======== Input

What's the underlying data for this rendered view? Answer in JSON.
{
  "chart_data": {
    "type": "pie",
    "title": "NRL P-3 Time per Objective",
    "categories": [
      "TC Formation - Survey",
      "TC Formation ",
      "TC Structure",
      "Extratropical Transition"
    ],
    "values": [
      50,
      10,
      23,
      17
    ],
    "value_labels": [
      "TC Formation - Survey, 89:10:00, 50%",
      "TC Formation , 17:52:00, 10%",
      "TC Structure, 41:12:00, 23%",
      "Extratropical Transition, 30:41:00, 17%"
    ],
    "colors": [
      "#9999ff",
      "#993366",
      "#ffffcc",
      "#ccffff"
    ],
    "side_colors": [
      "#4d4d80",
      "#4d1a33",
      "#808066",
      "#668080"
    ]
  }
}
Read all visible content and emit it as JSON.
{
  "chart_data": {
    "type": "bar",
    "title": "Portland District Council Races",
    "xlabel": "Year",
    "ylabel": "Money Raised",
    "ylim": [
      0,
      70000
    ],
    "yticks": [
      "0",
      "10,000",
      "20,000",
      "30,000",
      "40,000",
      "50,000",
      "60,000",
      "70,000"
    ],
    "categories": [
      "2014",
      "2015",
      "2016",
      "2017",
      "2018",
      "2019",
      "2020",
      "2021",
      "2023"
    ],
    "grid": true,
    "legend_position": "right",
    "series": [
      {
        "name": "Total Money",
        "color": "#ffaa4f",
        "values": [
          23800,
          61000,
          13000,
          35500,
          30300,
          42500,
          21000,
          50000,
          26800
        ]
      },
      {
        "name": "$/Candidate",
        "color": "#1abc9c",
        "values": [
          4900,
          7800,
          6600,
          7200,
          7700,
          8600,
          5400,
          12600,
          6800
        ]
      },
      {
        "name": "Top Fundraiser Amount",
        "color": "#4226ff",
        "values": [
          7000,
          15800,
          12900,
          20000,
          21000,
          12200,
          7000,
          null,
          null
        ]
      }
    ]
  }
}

================
======== Input

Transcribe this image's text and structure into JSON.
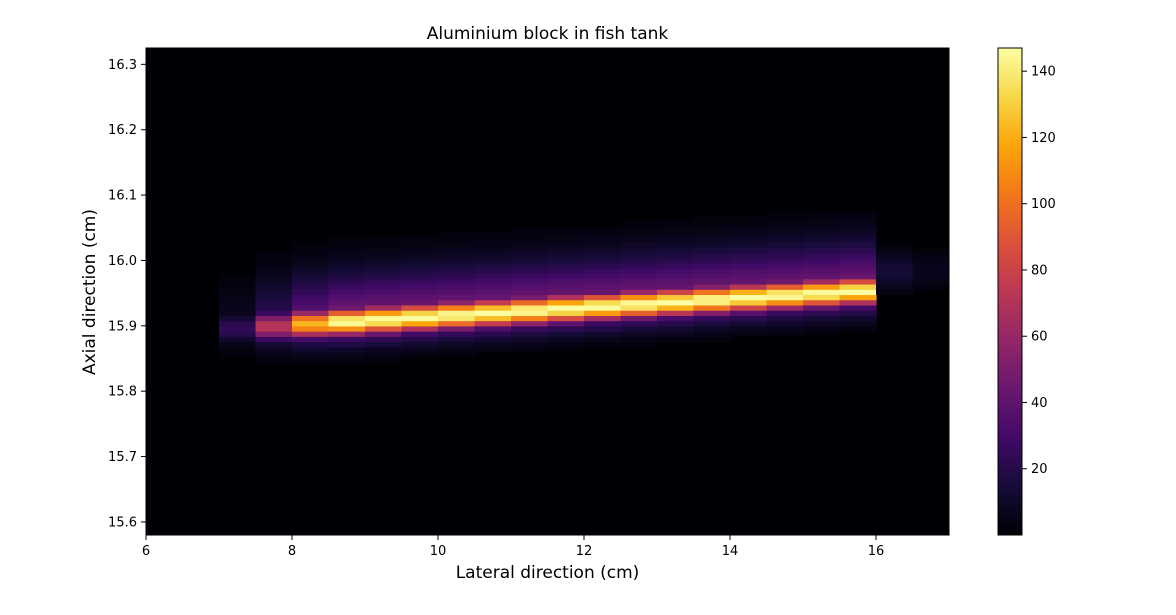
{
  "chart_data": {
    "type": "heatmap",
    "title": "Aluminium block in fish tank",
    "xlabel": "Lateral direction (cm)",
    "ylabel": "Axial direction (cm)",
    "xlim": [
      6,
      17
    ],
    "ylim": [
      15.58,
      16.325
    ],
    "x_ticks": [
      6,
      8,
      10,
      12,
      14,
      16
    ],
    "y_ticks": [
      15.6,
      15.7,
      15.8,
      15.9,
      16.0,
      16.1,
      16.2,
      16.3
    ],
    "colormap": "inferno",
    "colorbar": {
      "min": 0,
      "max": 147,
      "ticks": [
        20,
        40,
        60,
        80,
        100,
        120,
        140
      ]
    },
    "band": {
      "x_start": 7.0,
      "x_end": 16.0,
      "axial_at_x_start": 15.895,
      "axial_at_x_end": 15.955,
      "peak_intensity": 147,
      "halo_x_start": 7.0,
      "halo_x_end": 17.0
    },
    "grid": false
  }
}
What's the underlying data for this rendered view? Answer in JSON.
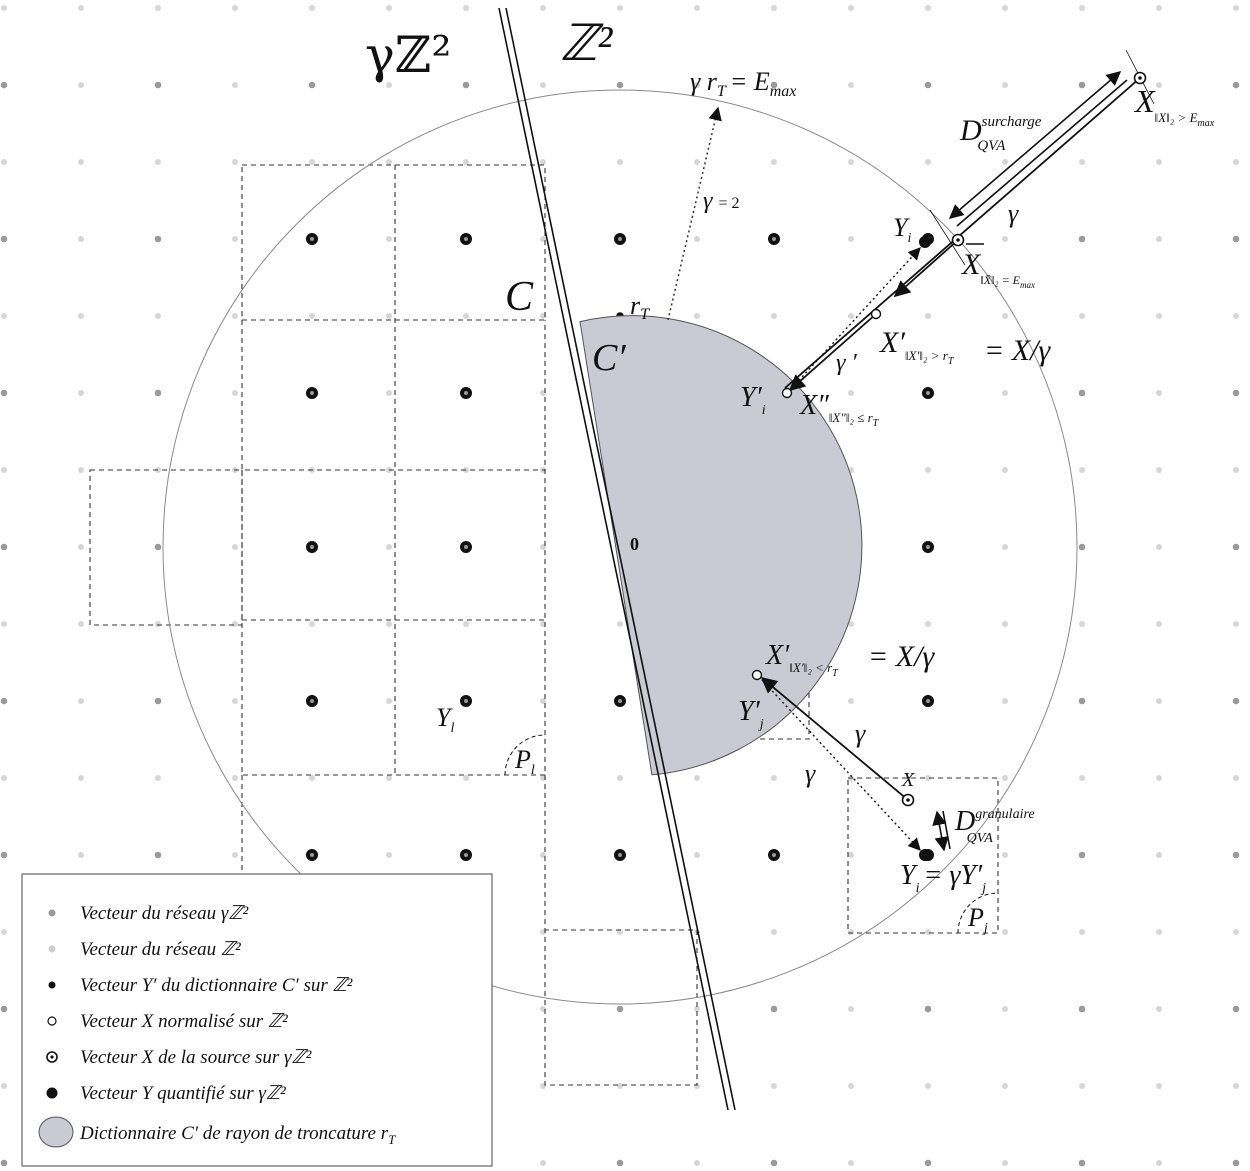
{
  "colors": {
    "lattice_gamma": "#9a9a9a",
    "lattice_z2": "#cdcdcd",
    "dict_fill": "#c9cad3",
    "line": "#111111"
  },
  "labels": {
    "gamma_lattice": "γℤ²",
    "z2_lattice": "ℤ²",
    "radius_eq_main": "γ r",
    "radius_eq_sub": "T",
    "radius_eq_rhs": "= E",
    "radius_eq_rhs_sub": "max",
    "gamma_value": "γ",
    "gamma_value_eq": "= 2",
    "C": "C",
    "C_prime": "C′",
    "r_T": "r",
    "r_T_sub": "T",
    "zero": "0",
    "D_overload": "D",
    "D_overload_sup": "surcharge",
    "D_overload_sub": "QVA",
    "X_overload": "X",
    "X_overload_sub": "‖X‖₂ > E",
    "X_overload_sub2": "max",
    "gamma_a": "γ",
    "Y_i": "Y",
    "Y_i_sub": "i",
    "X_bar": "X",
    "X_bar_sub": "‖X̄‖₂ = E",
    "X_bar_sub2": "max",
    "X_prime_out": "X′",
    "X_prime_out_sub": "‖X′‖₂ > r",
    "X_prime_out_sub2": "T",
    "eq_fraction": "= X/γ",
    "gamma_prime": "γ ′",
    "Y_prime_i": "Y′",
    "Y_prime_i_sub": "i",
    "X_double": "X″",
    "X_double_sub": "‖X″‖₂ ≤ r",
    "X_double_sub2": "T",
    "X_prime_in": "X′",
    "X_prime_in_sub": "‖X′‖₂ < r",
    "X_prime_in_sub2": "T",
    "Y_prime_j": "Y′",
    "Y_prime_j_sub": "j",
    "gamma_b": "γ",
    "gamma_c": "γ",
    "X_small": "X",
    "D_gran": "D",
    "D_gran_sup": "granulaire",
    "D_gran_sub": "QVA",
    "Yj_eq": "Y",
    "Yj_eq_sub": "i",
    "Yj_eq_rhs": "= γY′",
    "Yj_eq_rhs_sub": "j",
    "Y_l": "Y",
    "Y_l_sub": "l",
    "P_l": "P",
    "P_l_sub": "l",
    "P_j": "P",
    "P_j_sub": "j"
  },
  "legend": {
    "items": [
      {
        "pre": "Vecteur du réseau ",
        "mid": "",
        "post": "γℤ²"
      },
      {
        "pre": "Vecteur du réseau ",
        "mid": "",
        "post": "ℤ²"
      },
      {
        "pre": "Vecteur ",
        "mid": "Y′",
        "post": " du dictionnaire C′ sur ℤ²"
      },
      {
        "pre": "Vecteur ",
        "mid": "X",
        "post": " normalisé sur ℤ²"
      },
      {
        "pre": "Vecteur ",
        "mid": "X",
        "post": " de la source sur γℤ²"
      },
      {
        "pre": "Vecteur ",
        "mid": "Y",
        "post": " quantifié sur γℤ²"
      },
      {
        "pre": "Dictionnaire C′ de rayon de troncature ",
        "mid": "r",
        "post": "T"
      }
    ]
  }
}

================

Read through the entries and copy every line that includes "Survey".

Output below.
      "TC Formation - Survey",
      "TC Formation - Survey, 89:10:00, 50%",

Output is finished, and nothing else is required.